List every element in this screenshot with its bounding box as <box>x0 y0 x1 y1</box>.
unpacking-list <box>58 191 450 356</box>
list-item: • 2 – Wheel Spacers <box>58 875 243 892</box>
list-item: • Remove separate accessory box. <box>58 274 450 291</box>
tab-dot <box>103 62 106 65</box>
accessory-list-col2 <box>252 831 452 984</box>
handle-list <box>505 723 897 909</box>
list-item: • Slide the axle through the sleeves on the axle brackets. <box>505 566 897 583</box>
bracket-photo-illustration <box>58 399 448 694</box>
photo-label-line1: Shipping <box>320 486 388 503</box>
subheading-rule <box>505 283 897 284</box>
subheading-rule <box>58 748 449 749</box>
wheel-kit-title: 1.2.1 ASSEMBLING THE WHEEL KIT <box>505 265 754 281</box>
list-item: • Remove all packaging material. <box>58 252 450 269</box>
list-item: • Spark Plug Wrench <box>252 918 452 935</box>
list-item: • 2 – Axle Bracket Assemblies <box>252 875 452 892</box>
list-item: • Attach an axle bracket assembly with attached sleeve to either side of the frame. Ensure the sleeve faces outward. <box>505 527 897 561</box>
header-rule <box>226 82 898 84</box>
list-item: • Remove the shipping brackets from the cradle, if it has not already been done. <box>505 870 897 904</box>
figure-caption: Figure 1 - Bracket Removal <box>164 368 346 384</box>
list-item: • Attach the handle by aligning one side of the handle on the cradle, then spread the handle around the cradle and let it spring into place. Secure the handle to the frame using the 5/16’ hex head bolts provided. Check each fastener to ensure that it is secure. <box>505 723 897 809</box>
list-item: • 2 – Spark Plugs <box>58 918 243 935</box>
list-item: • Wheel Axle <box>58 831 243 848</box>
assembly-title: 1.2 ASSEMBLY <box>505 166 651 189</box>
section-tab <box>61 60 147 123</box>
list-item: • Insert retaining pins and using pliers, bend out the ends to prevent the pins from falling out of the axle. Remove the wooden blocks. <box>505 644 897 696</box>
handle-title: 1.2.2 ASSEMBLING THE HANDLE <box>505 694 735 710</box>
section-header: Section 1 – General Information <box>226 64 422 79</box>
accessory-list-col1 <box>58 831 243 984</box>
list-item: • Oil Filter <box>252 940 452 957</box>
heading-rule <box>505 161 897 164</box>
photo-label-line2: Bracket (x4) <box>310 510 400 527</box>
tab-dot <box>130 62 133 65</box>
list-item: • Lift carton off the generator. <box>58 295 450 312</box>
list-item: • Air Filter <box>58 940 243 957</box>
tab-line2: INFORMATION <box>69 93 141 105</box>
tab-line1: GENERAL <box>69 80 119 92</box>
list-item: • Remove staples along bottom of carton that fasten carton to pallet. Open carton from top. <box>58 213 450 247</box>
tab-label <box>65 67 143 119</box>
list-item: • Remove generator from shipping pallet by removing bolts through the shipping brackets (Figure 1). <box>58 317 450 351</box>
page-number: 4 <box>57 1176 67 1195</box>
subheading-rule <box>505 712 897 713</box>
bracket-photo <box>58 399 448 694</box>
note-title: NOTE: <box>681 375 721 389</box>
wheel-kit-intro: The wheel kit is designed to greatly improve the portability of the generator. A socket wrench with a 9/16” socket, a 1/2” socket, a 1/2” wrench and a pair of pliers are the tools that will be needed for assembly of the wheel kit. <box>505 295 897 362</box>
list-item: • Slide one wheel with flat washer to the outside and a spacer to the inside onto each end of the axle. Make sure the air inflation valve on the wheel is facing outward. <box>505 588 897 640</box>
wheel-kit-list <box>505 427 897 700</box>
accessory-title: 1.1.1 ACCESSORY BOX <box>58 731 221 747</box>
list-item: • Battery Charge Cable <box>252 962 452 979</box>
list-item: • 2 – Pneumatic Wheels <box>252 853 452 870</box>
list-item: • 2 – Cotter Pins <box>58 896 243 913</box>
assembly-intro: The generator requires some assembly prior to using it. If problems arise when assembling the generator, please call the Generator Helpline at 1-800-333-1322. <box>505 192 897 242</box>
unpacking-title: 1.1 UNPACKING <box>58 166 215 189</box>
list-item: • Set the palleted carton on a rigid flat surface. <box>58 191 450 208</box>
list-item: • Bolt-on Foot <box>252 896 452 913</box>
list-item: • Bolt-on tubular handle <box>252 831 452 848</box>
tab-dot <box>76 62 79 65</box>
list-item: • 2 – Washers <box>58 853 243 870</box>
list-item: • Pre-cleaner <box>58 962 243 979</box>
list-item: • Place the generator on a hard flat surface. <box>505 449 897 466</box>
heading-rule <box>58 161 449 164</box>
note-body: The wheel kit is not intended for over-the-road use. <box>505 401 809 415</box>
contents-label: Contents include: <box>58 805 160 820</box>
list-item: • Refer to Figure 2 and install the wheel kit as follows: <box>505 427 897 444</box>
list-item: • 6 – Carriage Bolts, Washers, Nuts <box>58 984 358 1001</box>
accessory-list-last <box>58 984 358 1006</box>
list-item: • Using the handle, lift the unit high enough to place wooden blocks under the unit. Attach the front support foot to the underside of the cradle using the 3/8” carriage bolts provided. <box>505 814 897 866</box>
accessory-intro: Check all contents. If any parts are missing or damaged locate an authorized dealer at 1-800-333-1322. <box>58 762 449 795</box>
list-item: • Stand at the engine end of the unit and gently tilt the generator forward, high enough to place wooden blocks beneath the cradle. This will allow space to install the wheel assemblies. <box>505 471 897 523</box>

• [What the task asks]: Copy the material word for word, starting at its first line and ending at the line that contains "list-item: • 2 – Spark". Include both of those lines.

• [Solution to this exercise]:
List every element in this screenshot with its bounding box as <box>x0 y0 x1 y1</box>.
unpacking-list <box>58 191 450 356</box>
list-item: • 2 – Wheel Spacers <box>58 875 243 892</box>
list-item: • Remove separate accessory box. <box>58 274 450 291</box>
tab-dot <box>103 62 106 65</box>
accessory-list-col2 <box>252 831 452 984</box>
handle-list <box>505 723 897 909</box>
list-item: • Slide the axle through the sleeves on the axle brackets. <box>505 566 897 583</box>
bracket-photo-illustration <box>58 399 448 694</box>
photo-label-line1: Shipping <box>320 486 388 503</box>
subheading-rule <box>505 283 897 284</box>
subheading-rule <box>58 748 449 749</box>
wheel-kit-title: 1.2.1 ASSEMBLING THE WHEEL KIT <box>505 265 754 281</box>
list-item: • Remove all packaging material. <box>58 252 450 269</box>
list-item: • Spark Plug Wrench <box>252 918 452 935</box>
list-item: • 2 – Axle Bracket Assemblies <box>252 875 452 892</box>
list-item: • Attach an axle bracket assembly with attached sleeve to either side of the frame. Ensure the sleeve faces outward. <box>505 527 897 561</box>
header-rule <box>226 82 898 84</box>
list-item: • Remove the shipping brackets from the cradle, if it has not already been done. <box>505 870 897 904</box>
figure-caption: Figure 1 - Bracket Removal <box>164 368 346 384</box>
list-item: • Attach the handle by aligning one side of the handle on the cradle, then spread the handle around the cradle and let it spring into place. Secure the handle to the frame using the 5/16’ hex head bolts provided. Check each fastener to ensure that it is secure. <box>505 723 897 809</box>
list-item: • 2 – Spark Plugs <box>58 918 243 935</box>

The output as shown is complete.